◆ GOAL: Extract each line of the material that follows exactly and omit its pictures.

◆ DATA FOR THE TASK:

• • •

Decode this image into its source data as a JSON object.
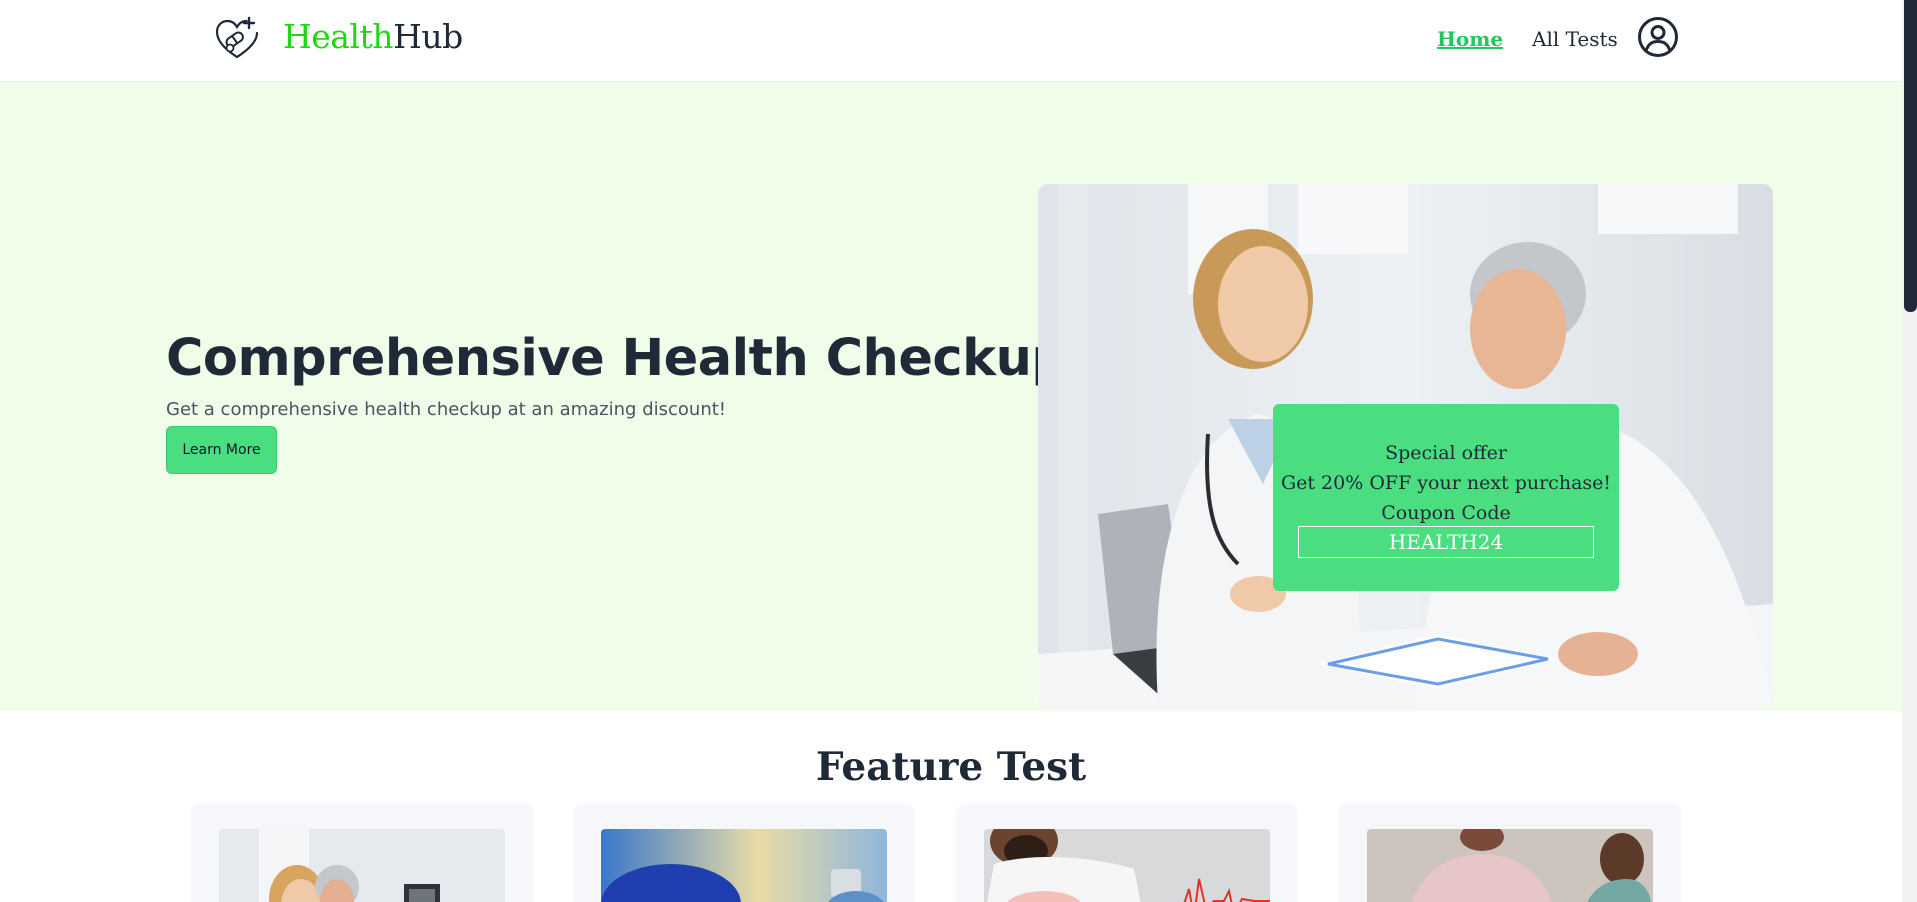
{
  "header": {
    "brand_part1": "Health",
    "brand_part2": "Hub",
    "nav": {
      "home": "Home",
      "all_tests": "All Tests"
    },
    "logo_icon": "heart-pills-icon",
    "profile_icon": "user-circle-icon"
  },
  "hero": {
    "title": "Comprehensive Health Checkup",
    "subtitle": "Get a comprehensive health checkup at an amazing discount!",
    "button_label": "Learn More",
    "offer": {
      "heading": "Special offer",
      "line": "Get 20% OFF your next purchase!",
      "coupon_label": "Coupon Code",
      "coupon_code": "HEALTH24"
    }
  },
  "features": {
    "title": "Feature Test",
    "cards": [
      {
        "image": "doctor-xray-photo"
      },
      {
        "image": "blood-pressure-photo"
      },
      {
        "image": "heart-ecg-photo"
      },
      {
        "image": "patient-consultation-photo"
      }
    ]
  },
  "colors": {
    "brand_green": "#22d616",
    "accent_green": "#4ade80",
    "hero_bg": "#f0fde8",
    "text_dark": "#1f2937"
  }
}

• • •

◆ COMPLETE RESPONSE:
Decode this image into its source data as a JSON object.
{
  "header": {
    "brand_part1": "Health",
    "brand_part2": "Hub",
    "nav": {
      "home": "Home",
      "all_tests": "All Tests"
    },
    "logo_icon": "heart-pills-icon",
    "profile_icon": "user-circle-icon"
  },
  "hero": {
    "title": "Comprehensive Health Checkup",
    "subtitle": "Get a comprehensive health checkup at an amazing discount!",
    "button_label": "Learn More",
    "offer": {
      "heading": "Special offer",
      "line": "Get 20% OFF your next purchase!",
      "coupon_label": "Coupon Code",
      "coupon_code": "HEALTH24"
    }
  },
  "features": {
    "title": "Feature Test",
    "cards": [
      {
        "image": "doctor-xray-photo"
      },
      {
        "image": "blood-pressure-photo"
      },
      {
        "image": "heart-ecg-photo"
      },
      {
        "image": "patient-consultation-photo"
      }
    ]
  },
  "colors": {
    "brand_green": "#22d616",
    "accent_green": "#4ade80",
    "hero_bg": "#f0fde8",
    "text_dark": "#1f2937"
  }
}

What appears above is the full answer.